*Instructions to follow*. Report how many lines hold the word "Search"; give nothing but the number.
'''
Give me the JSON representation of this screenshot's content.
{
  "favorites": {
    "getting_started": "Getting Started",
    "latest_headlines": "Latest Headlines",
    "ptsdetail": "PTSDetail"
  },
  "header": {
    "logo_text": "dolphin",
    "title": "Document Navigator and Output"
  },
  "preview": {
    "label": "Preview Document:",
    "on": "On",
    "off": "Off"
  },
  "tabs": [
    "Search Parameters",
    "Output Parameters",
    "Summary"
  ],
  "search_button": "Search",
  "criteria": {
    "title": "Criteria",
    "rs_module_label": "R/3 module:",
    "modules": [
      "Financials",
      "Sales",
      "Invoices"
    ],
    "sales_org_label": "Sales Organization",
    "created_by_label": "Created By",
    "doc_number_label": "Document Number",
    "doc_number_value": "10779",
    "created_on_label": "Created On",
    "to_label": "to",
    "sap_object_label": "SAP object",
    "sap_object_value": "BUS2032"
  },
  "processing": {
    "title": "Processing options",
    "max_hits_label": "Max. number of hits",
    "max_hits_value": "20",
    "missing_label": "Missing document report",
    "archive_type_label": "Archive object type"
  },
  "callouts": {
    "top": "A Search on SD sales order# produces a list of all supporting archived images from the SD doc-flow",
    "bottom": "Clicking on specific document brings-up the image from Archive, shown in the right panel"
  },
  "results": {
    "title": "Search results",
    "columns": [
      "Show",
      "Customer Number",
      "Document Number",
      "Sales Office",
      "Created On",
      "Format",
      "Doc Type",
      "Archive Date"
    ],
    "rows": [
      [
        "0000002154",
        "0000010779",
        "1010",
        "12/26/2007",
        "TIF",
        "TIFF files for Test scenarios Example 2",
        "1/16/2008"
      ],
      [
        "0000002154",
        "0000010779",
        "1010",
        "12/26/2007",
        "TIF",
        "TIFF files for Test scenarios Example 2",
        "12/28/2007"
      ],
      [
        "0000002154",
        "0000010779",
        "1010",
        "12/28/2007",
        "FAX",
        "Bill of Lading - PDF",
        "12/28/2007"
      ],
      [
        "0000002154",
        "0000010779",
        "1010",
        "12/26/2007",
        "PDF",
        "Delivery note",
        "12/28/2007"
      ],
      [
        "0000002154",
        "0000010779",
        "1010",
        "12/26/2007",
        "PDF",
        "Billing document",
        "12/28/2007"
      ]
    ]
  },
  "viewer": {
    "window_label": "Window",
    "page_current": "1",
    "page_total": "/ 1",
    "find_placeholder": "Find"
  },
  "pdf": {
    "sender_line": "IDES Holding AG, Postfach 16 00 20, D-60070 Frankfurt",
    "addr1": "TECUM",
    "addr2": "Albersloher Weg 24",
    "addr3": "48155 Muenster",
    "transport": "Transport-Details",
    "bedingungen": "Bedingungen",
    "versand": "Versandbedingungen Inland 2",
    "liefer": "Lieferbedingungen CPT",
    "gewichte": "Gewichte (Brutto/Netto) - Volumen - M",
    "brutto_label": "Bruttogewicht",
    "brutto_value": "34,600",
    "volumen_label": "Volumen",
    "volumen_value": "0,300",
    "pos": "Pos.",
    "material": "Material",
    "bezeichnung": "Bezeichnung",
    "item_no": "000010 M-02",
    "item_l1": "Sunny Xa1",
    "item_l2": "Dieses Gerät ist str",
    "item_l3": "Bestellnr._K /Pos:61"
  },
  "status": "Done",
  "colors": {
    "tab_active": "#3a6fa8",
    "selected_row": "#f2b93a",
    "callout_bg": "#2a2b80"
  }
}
'''
*Complete output*. 4